Given exercise>
Report every line in the listing that contains the string "copyright".

Provided data>
- - - - -
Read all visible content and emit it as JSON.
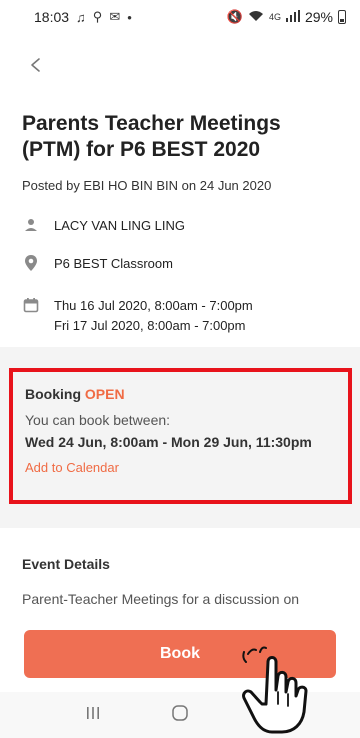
{
  "status_bar": {
    "time": "18:03",
    "battery_percent": "29%",
    "network_label": "4G"
  },
  "event": {
    "title": "Parents Teacher Meetings (PTM) for P6 BEST 2020",
    "posted_by": "Posted by EBI HO BIN BIN on 24 Jun 2020",
    "teacher": "LACY VAN LING LING",
    "location": "P6 BEST Classroom",
    "dates": [
      "Thu 16 Jul 2020, 8:00am - 7:00pm",
      "Fri 17 Jul 2020, 8:00am - 7:00pm"
    ]
  },
  "booking": {
    "label": "Booking",
    "status": "OPEN",
    "between_text": "You can book between:",
    "range": "Wed 24 Jun, 8:00am - Mon 29 Jun, 11:30pm",
    "add_calendar": "Add to Calendar"
  },
  "details": {
    "heading": "Event Details",
    "description": "Parent-Teacher Meetings for a discussion on"
  },
  "actions": {
    "book_label": "Book"
  },
  "colors": {
    "accent": "#ef6f53",
    "highlight_border": "#e8131b",
    "status_open": "#f06b44"
  },
  "icons": {
    "back": "chevron-left-icon",
    "teacher": "person-icon",
    "location": "pin-icon",
    "date": "calendar-icon",
    "pointer": "hand-pointer-icon"
  }
}
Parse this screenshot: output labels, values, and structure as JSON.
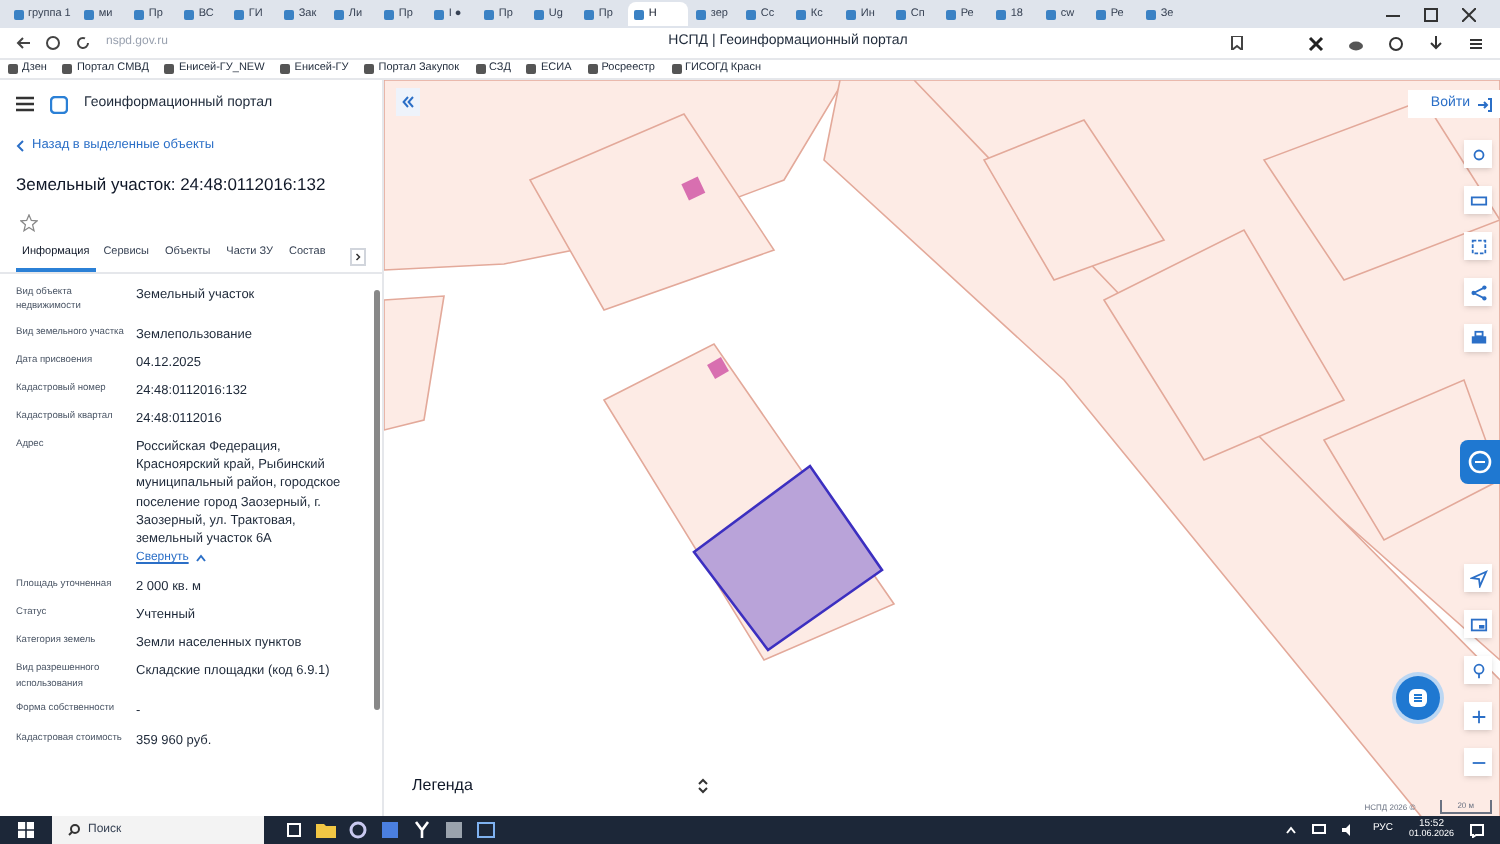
{
  "browser": {
    "tabs": [
      {
        "label": "группа 1",
        "selected": false
      },
      {
        "label": "ми",
        "selected": false
      },
      {
        "label": "Пр",
        "selected": false
      },
      {
        "label": "ВС",
        "selected": false
      },
      {
        "label": "ГИ",
        "selected": false
      },
      {
        "label": "Зак",
        "selected": false
      },
      {
        "label": "Ли",
        "selected": false
      },
      {
        "label": "Пр",
        "selected": false
      },
      {
        "label": "I ●",
        "selected": false
      },
      {
        "label": "Пр",
        "selected": false
      },
      {
        "label": "Ug",
        "selected": false
      },
      {
        "label": "Пр",
        "selected": false
      },
      {
        "label": "Н",
        "selected": true
      },
      {
        "label": "зер",
        "selected": false
      },
      {
        "label": "Сс",
        "selected": false
      },
      {
        "label": "Кс",
        "selected": false
      },
      {
        "label": "Ин",
        "selected": false
      },
      {
        "label": "Сп",
        "selected": false
      },
      {
        "label": "Ре",
        "selected": false
      },
      {
        "label": "18",
        "selected": false
      },
      {
        "label": "cw",
        "selected": false
      },
      {
        "label": "Ре",
        "selected": false
      },
      {
        "label": "Зе",
        "selected": false
      }
    ],
    "address": "nspd.gov.ru",
    "page_title": "НСПД | Геоинформационный портал",
    "bookmarks": [
      "Дзен",
      "Портал СМВД",
      "Енисей-ГУ_NEW",
      "Енисей-ГУ",
      "Портал Закупок",
      "СЗД",
      "ЕСИА",
      "Росреестр",
      "ГИСОГД Красн"
    ]
  },
  "app": {
    "title": "Геоинформационный портал",
    "login": "Войти"
  },
  "panel": {
    "back": "Назад в выделенные объекты",
    "title": "Земельный участок: 24:48:0112016:132",
    "tabs": [
      {
        "label": "Информация",
        "selected": true
      },
      {
        "label": "Сервисы",
        "selected": false
      },
      {
        "label": "Объекты",
        "selected": false
      },
      {
        "label": "Части ЗУ",
        "selected": false
      },
      {
        "label": "Состав",
        "selected": false
      }
    ],
    "fields": [
      {
        "label": "Вид объекта недвижимости",
        "value": "Земельный участок"
      },
      {
        "label": "Вид земельного участка",
        "value": "Землепользование"
      },
      {
        "label": "Дата присвоения",
        "value": "04.12.2025"
      },
      {
        "label": "Кадастровый номер",
        "value": "24:48:0112016:132"
      },
      {
        "label": "Кадастровый квартал",
        "value": "24:48:0112016"
      },
      {
        "label": "Адрес",
        "value": "Российская Федерация, Красноярский край, Рыбинский муниципальный район, городское поселение город Заозерный, г. Заозерный, ул. Трактовая, земельный участок 6А",
        "link": "Свернуть"
      },
      {
        "label": "Площадь уточненная",
        "value": "2 000 кв. м"
      },
      {
        "label": "Статус",
        "value": "Учтенный"
      },
      {
        "label": "Категория земель",
        "value": "Земли населенных пунктов"
      },
      {
        "label": "Вид разрешенного использования",
        "value": "Складские площадки (код 6.9.1)"
      },
      {
        "label": "Форма собственности",
        "value": "-"
      },
      {
        "label": "Кадастровая стоимость",
        "value": "359 960 руб."
      }
    ]
  },
  "map": {
    "legend": "Легенда",
    "copyright": "НСПД 2026 ©",
    "scale": "20 м"
  },
  "taskbar": {
    "search_placeholder": "Поиск",
    "language": "РУС",
    "time": "15:52",
    "date": "01.06.2026"
  }
}
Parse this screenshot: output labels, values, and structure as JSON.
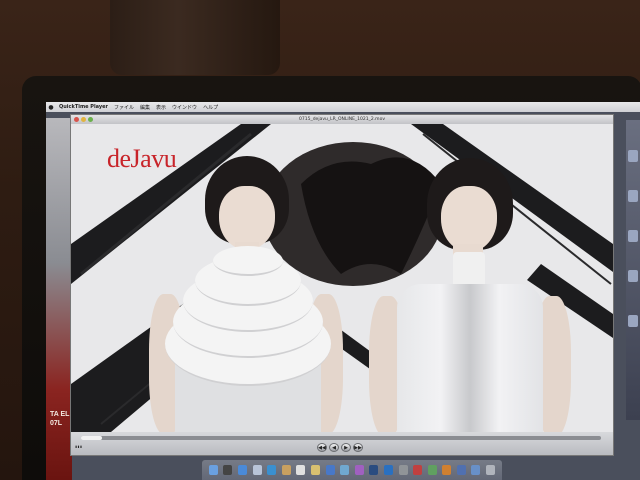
{
  "menubar": {
    "apple": "",
    "app_name": "QuickTime Player",
    "items": [
      "ファイル",
      "編集",
      "表示",
      "ウインドウ",
      "ヘルプ"
    ]
  },
  "window": {
    "title": "0715_dejavu_LR_ONLINE_1021_2.mov"
  },
  "video": {
    "logo_text": "deJavu"
  },
  "desktop": {
    "poster_text": "TA EL\n07L"
  },
  "controls": {
    "progress": 0.04,
    "buttons": [
      "◀◀",
      "◀",
      "▶",
      "▶▶"
    ]
  },
  "colors": {
    "logo": "#c8242a"
  }
}
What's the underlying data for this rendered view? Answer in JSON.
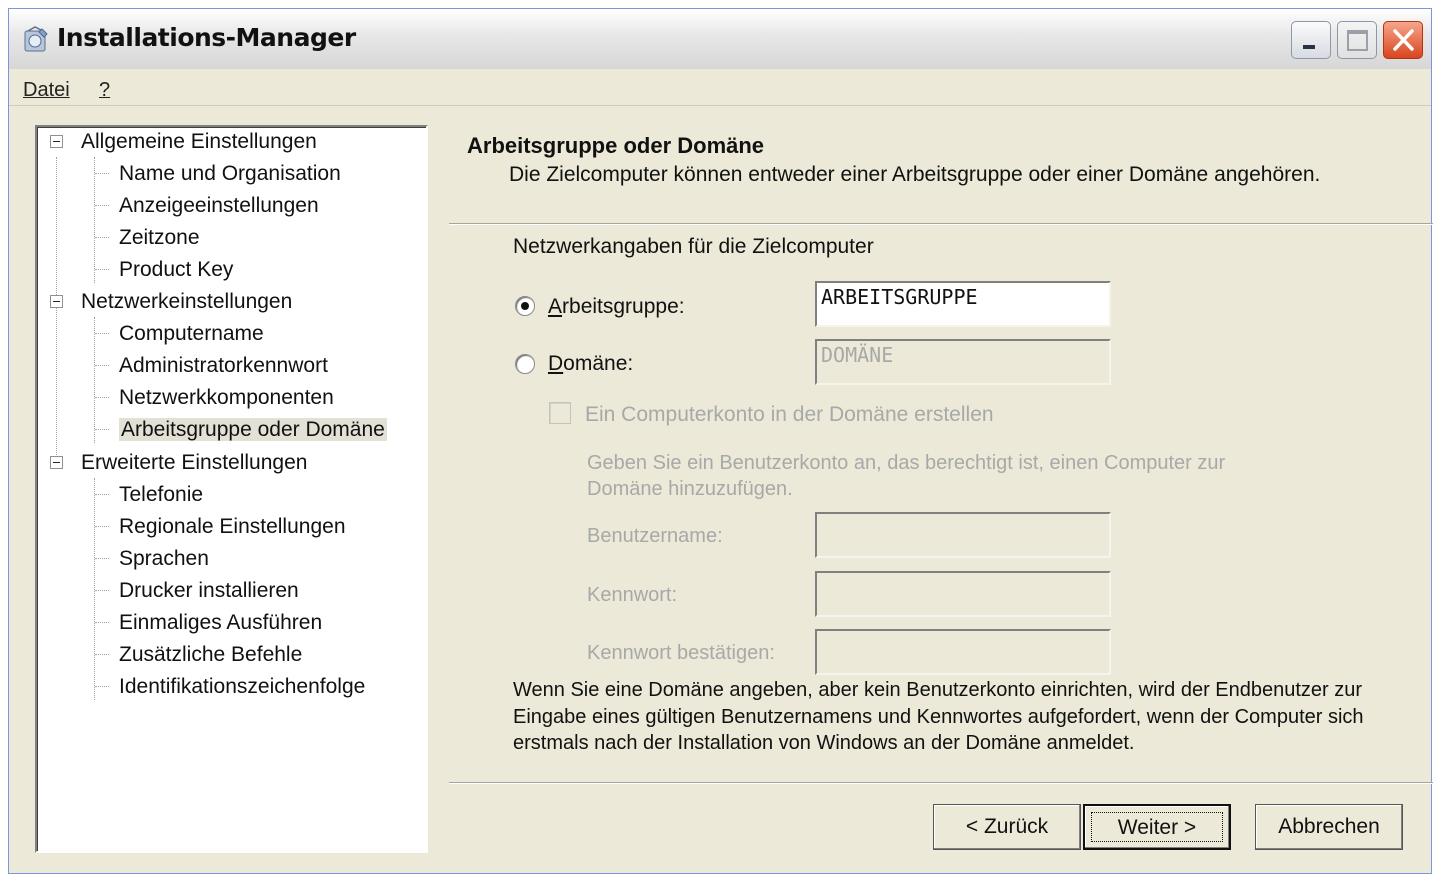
{
  "window": {
    "title": "Installations-Manager",
    "icon": "setup-manager-icon"
  },
  "menu": {
    "file": "Datei",
    "help": "?"
  },
  "tree": {
    "groups": [
      {
        "label": "Allgemeine Einstellungen",
        "items": [
          "Name und Organisation",
          "Anzeigeeinstellungen",
          "Zeitzone",
          "Product Key"
        ]
      },
      {
        "label": "Netzwerkeinstellungen",
        "items": [
          "Computername",
          "Administratorkennwort",
          "Netzwerkkomponenten",
          "Arbeitsgruppe oder Domäne"
        ]
      },
      {
        "label": "Erweiterte Einstellungen",
        "items": [
          "Telefonie",
          "Regionale Einstellungen",
          "Sprachen",
          "Drucker installieren",
          "Einmaliges Ausführen",
          "Zusätzliche Befehle",
          "Identifikationszeichenfolge"
        ]
      }
    ],
    "selected": "Arbeitsgruppe oder Domäne"
  },
  "page": {
    "title": "Arbeitsgruppe oder Domäne",
    "subtitle": "Die Zielcomputer können entweder einer Arbeitsgruppe oder einer Domäne angehören.",
    "section_label": "Netzwerkangaben für die Zielcomputer",
    "workgroup_label": "Arbeitsgruppe:",
    "workgroup_value": "ARBEITSGRUPPE",
    "domain_label": "Domäne:",
    "domain_value": "DOMÄNE",
    "selected_option": "Arbeitsgruppe",
    "create_account_label": "Ein Computerkonto in der Domäne erstellen",
    "create_account_checked": false,
    "account_hint": "Geben Sie ein Benutzerkonto an, das berechtigt ist, einen Computer zur Domäne hinzuzufügen.",
    "username_label": "Benutzername:",
    "username_value": "",
    "password_label": "Kennwort:",
    "password_value": "",
    "confirm_label": "Kennwort bestätigen:",
    "confirm_value": "",
    "note": "Wenn Sie eine Domäne angeben, aber kein Benutzerkonto einrichten, wird der Endbenutzer zur Eingabe eines gültigen Benutzernamens und Kennwortes aufgefordert, wenn der Computer sich erstmals nach der Installation von Windows an der Domäne anmeldet."
  },
  "buttons": {
    "back": "< Zurück",
    "next": "Weiter >",
    "cancel": "Abbrechen"
  },
  "colors": {
    "window_bg": "#ece9d8",
    "disabled_text": "#a8a8a8",
    "close_button": "#d8451e"
  }
}
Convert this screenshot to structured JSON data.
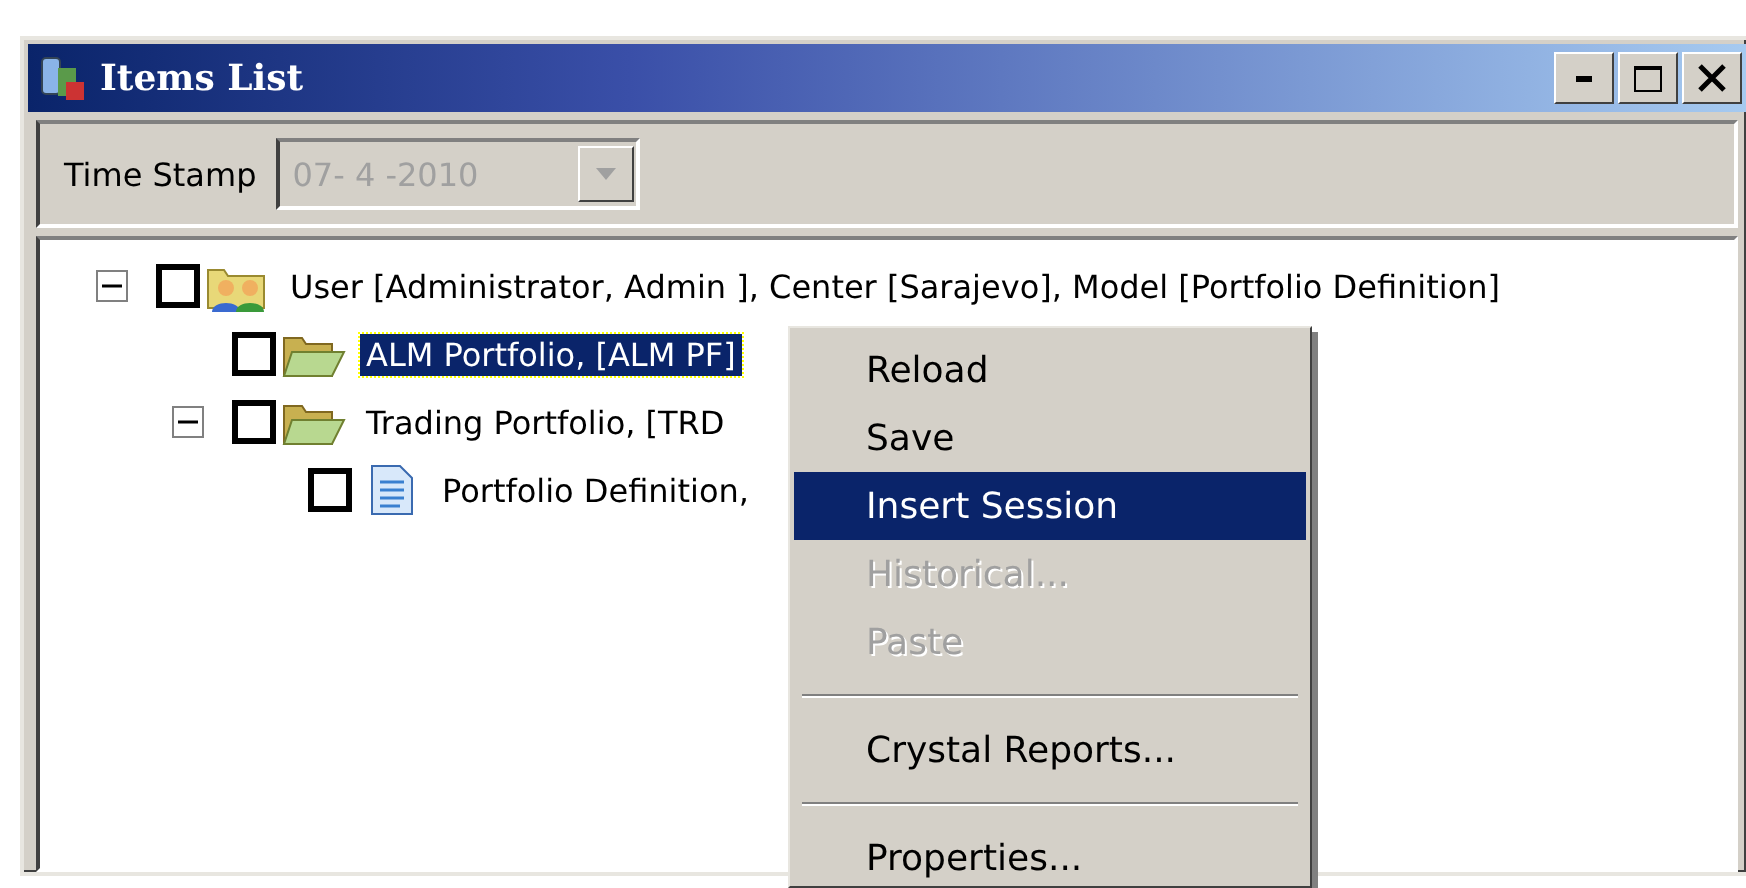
{
  "window": {
    "title": "Items List"
  },
  "toolbar": {
    "label": "Time Stamp",
    "field": {
      "value": "07- 4 -2010",
      "disabled": true
    }
  },
  "tree": [
    {
      "kind": "users",
      "text": "User [Administrator, Admin ], Center [Sarajevo], Model [Portfolio Definition]",
      "expanded": true,
      "checked": false,
      "selected": false,
      "children": [
        {
          "kind": "folder",
          "text": "ALM Portfolio, [ALM PF]",
          "checked": false,
          "selected": true
        },
        {
          "kind": "folder",
          "text": "Trading Portfolio, [TRD",
          "expanded": true,
          "checked": false,
          "selected": false,
          "children": [
            {
              "kind": "document",
              "text": "Portfolio Definition,",
              "checked": false,
              "selected": false
            }
          ]
        }
      ]
    }
  ],
  "context_menu": [
    {
      "kind": "item",
      "label": "Reload",
      "disabled": false,
      "selected": false
    },
    {
      "kind": "item",
      "label": "Save",
      "disabled": false,
      "selected": false
    },
    {
      "kind": "item",
      "label": "Insert Session",
      "disabled": false,
      "selected": true
    },
    {
      "kind": "item",
      "label": "Historical...",
      "disabled": true,
      "selected": false
    },
    {
      "kind": "item",
      "label": "Paste",
      "disabled": true,
      "selected": false
    },
    {
      "kind": "separator"
    },
    {
      "kind": "item",
      "label": "Crystal Reports...",
      "disabled": false,
      "selected": false
    },
    {
      "kind": "separator"
    },
    {
      "kind": "item",
      "label": "Properties...",
      "disabled": false,
      "selected": false
    }
  ]
}
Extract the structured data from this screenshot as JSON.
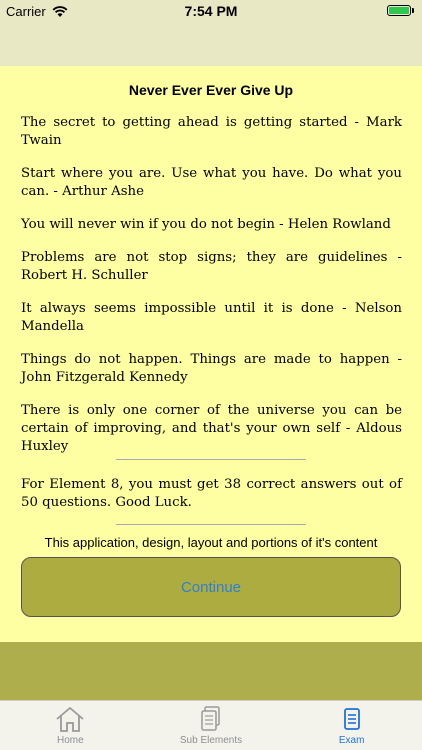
{
  "status": {
    "carrier": "Carrier",
    "time": "7:54 PM"
  },
  "title": "Never Ever Ever Give Up",
  "quotes": [
    "The secret to getting ahead is getting started - Mark Twain",
    "Start where you are. Use what you have. Do what you can. - Arthur Ashe",
    "You will never win if you do not begin - Helen Rowland",
    "Problems are not stop signs; they are guidelines - Robert H. Schuller",
    "It always seems impossible until it is done - Nelson Mandella",
    "Things do not happen. Things are made to happen - John Fitzgerald Kennedy",
    "There is only one corner of the universe you can be certain of improving, and that's your own self - Aldous Huxley"
  ],
  "element_note": "For Element 8, you must get 38 correct answers out of 50 questions. Good Luck.",
  "copyright": "This application, design, layout and portions of it's content",
  "continue_label": "Continue",
  "tabs": [
    {
      "label": "Home",
      "icon": "home-icon",
      "active": false
    },
    {
      "label": "Sub Elements",
      "icon": "documents-icon",
      "active": false
    },
    {
      "label": "Exam",
      "icon": "exam-icon",
      "active": true
    }
  ],
  "colors": {
    "background": "#fefea2",
    "button": "#adac41",
    "accent": "#1e73d8"
  }
}
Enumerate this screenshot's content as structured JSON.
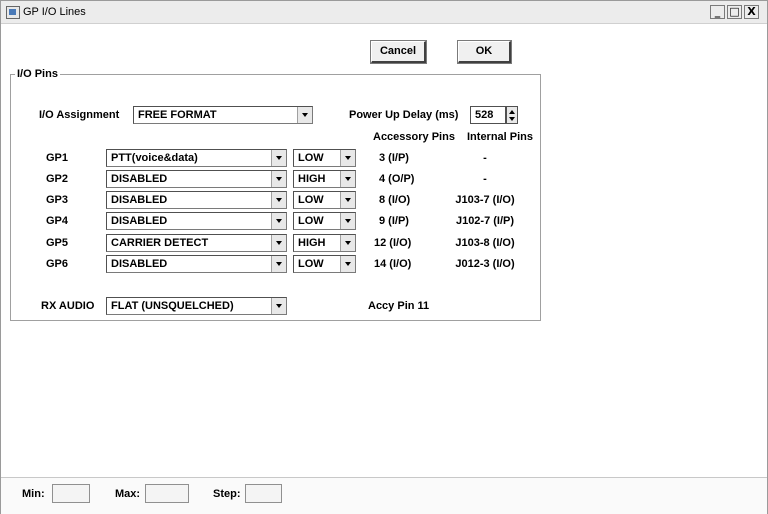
{
  "window": {
    "title": "GP I/O Lines",
    "controls": {
      "minimize": "_",
      "maximize": "□",
      "close": "X"
    }
  },
  "buttons": {
    "cancel": "Cancel",
    "ok": "OK"
  },
  "group": {
    "label": "I/O Pins",
    "io_assignment_label": "I/O Assignment",
    "io_assignment_value": "FREE FORMAT",
    "power_up_delay_label": "Power Up Delay (ms)",
    "power_up_delay_value": "528",
    "col_accessory": "Accessory Pins",
    "col_internal": "Internal Pins"
  },
  "gp_rows": [
    {
      "label": "GP1",
      "function": "PTT(voice&data)",
      "level": "LOW",
      "accessory": "3  (I/P)",
      "internal": "-"
    },
    {
      "label": "GP2",
      "function": "DISABLED",
      "level": "HIGH",
      "accessory": "4  (O/P)",
      "internal": "-"
    },
    {
      "label": "GP3",
      "function": "DISABLED",
      "level": "LOW",
      "accessory": "8  (I/O)",
      "internal": "J103-7 (I/O)"
    },
    {
      "label": "GP4",
      "function": "DISABLED",
      "level": "LOW",
      "accessory": "9  (I/P)",
      "internal": "J102-7 (I/P)"
    },
    {
      "label": "GP5",
      "function": "CARRIER DETECT",
      "level": "HIGH",
      "accessory": "12  (I/O)",
      "internal": "J103-8 (I/O)"
    },
    {
      "label": "GP6",
      "function": "DISABLED",
      "level": "LOW",
      "accessory": "14  (I/O)",
      "internal": "J012-3 (I/O)"
    }
  ],
  "rx_audio": {
    "label": "RX AUDIO",
    "value": "FLAT (UNSQUELCHED)",
    "pin": "Accy Pin 11"
  },
  "status": {
    "min_label": "Min:",
    "max_label": "Max:",
    "step_label": "Step:"
  }
}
- - - - -
Worked answer>
    "copyright": "НСПД 2026 ©",
  "copyright": "This application, design, layout and portions of it's content",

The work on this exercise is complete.